*** Opening of Passage ***

Recent Quote Tweet updates

As announced on our developer forum, changes will be made in how Quote Tweets are represented in JSON. First, the shorted t.co URL to the quoted Tweet will not be included in the root-level "text" field. Second, the metadata for the quoted Tweet will not be included in the "entities.urls" metadata. Instead, URL metadata for the quoted Tweet will be in a new "quoted_status_permalink" object on the root-level (or top-level), so at the same level of the "quoted_status" object.

With these updates, the above Quote Tweet JSON will look like:


{
  "text": "My added comments to this Tweet",
  "user": {
    "screen_name": "TweetQuoter"
  },
  "quoted_status": {
    "text": "original message",
    "user": {
      "screen_name": "OriginalTweeter"
    },
    "place": {      
    },
    "entities": {      
    },
    "extended_entities": {      
    },
  },  
  "quoted_status_permalink": {
     "url": "https:\/\/t.co\/LinkToTweet",
     "expanded": "https:\/\/twitter.com\/OriginalTweeter\/status\/994281226797137920",
     "display": "twitter.com\/OriginalTweeter\/status\/994281226797137920"
  },    
  "place": {    
  },
  "entities": {
    "urls": [
    ]
  }
}



Note that there will be a 30-day period when Quote Tweets JSON will reflect both formats: the new "quoted_status_permalink" attributes will be provided, along with the older style of appending a t.co URL to the quoted Tweet message and putting quote Tweet URL metadata in the root-level "entities" object. After approximately June 15, 2018, only the updated Quote Tweet format will be provided. Be sure to update your parsers by then!

*** Close of Passage ***
*** Opening of Excerpted records ***

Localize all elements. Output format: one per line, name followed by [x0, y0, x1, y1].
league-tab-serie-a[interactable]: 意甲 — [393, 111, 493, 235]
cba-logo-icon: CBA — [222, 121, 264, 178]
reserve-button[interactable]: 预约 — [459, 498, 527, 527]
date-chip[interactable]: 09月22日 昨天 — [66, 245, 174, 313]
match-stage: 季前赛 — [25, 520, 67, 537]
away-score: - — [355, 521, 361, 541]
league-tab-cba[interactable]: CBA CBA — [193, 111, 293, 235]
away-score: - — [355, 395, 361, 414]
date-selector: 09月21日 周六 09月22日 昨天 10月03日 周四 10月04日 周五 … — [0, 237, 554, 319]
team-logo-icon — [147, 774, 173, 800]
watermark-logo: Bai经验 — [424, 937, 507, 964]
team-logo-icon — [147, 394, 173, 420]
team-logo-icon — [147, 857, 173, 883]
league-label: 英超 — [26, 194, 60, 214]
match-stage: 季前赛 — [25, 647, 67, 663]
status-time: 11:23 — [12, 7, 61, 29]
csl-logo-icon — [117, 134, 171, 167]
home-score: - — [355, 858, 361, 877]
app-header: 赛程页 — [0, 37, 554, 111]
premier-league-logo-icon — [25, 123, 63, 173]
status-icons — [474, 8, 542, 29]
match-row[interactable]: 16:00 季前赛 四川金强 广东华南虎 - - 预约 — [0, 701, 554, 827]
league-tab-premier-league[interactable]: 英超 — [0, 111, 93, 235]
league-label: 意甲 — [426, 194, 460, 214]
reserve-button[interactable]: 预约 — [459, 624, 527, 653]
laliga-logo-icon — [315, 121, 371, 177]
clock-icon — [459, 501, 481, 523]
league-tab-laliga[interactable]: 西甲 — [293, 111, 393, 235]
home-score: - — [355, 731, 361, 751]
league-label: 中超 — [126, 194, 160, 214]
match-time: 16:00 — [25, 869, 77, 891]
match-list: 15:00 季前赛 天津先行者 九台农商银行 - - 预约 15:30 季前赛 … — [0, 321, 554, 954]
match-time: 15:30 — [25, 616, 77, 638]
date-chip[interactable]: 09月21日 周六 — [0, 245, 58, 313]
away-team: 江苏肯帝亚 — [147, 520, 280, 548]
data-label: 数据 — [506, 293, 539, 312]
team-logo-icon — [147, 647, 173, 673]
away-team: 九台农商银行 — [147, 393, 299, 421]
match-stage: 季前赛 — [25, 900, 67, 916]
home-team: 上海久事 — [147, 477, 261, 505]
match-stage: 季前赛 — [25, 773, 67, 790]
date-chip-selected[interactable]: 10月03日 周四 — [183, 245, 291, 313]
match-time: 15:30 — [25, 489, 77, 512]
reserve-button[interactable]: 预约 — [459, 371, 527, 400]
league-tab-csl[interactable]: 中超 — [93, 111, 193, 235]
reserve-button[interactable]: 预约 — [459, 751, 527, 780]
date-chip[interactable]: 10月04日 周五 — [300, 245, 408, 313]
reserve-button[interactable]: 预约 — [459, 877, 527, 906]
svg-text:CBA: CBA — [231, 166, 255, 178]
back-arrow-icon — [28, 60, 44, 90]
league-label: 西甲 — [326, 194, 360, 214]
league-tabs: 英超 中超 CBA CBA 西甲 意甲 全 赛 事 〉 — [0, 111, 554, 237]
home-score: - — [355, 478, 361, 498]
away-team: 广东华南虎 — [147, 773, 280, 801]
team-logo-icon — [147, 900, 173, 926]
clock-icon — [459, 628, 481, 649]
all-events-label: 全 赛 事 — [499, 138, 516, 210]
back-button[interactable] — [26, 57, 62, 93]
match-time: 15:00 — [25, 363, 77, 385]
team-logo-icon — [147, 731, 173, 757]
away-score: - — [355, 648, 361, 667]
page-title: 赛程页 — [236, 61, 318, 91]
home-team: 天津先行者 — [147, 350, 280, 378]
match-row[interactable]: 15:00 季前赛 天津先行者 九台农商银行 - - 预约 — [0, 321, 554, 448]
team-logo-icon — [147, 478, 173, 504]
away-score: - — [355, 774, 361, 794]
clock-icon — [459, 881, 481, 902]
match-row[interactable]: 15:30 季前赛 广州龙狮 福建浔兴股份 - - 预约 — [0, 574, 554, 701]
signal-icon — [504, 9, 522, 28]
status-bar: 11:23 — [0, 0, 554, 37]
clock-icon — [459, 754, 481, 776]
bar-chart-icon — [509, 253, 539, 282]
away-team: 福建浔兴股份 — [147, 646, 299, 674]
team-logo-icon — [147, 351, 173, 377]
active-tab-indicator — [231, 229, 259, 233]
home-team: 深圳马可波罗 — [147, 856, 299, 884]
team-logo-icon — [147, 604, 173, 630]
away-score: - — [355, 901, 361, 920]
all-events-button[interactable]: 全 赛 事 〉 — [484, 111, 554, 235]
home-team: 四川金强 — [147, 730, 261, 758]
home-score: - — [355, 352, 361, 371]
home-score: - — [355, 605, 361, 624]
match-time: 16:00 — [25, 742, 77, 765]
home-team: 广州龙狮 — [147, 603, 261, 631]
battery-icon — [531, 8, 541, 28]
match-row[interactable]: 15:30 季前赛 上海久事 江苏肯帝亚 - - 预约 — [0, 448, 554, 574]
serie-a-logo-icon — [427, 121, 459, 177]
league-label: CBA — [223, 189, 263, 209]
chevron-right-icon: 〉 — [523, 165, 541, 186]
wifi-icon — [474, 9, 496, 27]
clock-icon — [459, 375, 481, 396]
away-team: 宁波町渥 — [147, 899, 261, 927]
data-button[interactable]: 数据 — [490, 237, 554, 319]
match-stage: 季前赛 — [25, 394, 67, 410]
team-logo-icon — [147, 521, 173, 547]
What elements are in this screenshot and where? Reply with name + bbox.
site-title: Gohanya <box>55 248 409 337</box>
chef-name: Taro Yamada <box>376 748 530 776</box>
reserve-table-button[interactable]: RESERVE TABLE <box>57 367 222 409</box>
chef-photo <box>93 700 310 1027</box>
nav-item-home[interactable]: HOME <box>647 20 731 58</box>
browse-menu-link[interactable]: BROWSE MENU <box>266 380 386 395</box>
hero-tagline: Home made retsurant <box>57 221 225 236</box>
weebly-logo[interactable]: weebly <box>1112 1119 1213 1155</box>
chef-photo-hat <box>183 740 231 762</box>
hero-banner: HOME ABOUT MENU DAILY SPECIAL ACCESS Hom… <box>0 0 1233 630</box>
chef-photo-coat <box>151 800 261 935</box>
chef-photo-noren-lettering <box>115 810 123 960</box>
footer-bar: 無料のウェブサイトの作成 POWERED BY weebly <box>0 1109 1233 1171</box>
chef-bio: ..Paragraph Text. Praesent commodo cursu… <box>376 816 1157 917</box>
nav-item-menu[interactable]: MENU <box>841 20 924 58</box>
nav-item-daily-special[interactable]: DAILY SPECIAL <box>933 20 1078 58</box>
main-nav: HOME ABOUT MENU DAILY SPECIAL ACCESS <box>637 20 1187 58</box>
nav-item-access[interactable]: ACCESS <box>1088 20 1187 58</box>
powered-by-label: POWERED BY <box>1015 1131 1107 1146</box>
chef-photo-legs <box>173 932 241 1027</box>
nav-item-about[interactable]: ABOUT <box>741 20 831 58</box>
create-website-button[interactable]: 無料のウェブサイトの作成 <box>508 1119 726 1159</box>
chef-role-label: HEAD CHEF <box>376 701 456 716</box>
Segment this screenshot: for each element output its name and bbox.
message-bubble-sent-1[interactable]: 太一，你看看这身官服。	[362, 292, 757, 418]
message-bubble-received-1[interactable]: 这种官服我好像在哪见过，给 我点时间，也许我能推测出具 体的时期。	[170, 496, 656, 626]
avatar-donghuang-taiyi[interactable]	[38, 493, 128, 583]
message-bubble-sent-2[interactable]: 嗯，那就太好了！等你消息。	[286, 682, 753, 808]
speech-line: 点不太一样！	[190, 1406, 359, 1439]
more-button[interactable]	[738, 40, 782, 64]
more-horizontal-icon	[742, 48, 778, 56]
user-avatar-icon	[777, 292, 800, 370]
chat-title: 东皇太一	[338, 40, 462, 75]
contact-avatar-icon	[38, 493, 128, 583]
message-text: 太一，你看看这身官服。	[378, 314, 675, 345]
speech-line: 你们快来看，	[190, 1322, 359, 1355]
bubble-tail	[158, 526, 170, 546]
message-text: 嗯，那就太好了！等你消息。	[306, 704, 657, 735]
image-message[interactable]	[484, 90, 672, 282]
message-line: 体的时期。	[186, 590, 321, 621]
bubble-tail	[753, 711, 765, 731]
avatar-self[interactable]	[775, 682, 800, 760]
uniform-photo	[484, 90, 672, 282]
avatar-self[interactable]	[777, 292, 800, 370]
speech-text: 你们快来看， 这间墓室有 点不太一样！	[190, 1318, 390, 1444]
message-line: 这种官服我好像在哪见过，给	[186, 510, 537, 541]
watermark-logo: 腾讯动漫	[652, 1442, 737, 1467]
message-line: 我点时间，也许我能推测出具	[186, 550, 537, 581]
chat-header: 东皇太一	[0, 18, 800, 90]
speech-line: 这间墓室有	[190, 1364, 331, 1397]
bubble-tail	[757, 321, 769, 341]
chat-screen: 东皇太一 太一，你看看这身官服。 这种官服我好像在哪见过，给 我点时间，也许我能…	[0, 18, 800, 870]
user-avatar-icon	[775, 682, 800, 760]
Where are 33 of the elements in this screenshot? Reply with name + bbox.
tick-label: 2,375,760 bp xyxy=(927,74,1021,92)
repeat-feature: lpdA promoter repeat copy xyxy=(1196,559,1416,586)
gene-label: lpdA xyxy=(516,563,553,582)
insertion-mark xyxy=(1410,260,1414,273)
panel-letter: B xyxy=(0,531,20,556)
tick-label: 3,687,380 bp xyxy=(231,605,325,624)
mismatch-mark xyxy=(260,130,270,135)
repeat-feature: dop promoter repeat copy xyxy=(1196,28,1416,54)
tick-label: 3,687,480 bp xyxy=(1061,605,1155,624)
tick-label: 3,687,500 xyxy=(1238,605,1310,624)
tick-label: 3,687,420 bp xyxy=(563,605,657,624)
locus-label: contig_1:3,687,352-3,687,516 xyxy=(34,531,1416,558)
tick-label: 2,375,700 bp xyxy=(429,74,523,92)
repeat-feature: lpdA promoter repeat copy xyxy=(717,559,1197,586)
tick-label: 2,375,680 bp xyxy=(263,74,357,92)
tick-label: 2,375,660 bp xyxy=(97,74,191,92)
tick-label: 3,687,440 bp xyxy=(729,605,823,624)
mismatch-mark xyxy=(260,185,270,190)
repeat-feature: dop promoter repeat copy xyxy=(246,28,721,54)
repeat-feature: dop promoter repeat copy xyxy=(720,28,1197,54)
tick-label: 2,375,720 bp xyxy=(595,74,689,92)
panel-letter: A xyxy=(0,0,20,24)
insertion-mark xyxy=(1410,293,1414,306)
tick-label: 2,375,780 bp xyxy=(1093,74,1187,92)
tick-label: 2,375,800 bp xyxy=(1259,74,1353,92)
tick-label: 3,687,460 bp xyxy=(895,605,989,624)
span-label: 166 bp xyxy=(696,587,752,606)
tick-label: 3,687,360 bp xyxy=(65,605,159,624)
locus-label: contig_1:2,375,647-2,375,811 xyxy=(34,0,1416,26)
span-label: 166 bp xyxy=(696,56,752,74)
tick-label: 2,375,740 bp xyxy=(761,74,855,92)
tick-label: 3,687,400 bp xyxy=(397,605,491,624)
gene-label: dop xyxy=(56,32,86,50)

*** Close of Excerpted records ***

* Questions on the material:
(1) Name every root-level field in the JSON example from the Quote Tweet update notice.
(2) Copy everything in the Quote Tweet update notice from "Note that there" down to "parsers by then!", changing "June 15, 2018" to "July 1, 2018".
(3) Write what comes next in the notice on Quote Tweet JSON changes, picking up after its final sentence.
The entries are separate material with no connection to the notice on Quote Tweet updates.

* Exercise responses:
(1) "text", "user", "quoted_status", "quoted_status_permalink", "place", "entities"

(2)
Note that there will be a 30-day period when Quote Tweets JSON will reflect both formats: the new "quoted_status_permalink" attributes will be provided, along with the older style of appending a t.co URL to the quoted Tweet message and putting quote Tweet URL metadata in the root-level "entities" object. After approximately July 1, 2018, only the updated Quote Tweet format will be provided. Be sure to update your parsers by then!

(3)
 

Data dictionaries

Whatever your Twitter use case, understanding what these JSON-encoded Tweet objects and attributes represent is critical to successfully finding your data signals of interest. To help in that effort, there are a set of Data Dictionaries for these fundamental Twitter objects.

Reflecting the JSON hierarchy above, here are links and further descriptions of these Objects:

  • Tweet - Also referred to as a ‘Status’ object, has many ‘root-level’ attributes, parent of other objects.
    • User - Twitter Account level metadata. Will include any available account-level enrichments, such as Profile geo.
    • Entities - Contains object arrays of #hashtags, @mentions, $symbols, URLs, and media.
    • Extended Entities - Contains up to four native photos, or one video or animated GIF.
    • Places - Parent to ‘coordinates’ object.

 

Parsing best-practices

  • Twitter JSON is encoded using UTF-8 characters.
  • Parsers should tolerate variance in the ordering of fields with ease. It should be assumed that Tweet JSON is served as an unordered hash of data.
  • Parsers should tolerate the addition of 'new' fields. The Twitter platform has continually evolved since 2006, so there is a long history of new metadata being added to Tweets.  
  • JSON parsers must be tolerant of ‘missing’ fields, since not all fields appear in all contexts.
  • It is generally safe to consider a nulled field, an empty set, and the absence of a field as the same thing.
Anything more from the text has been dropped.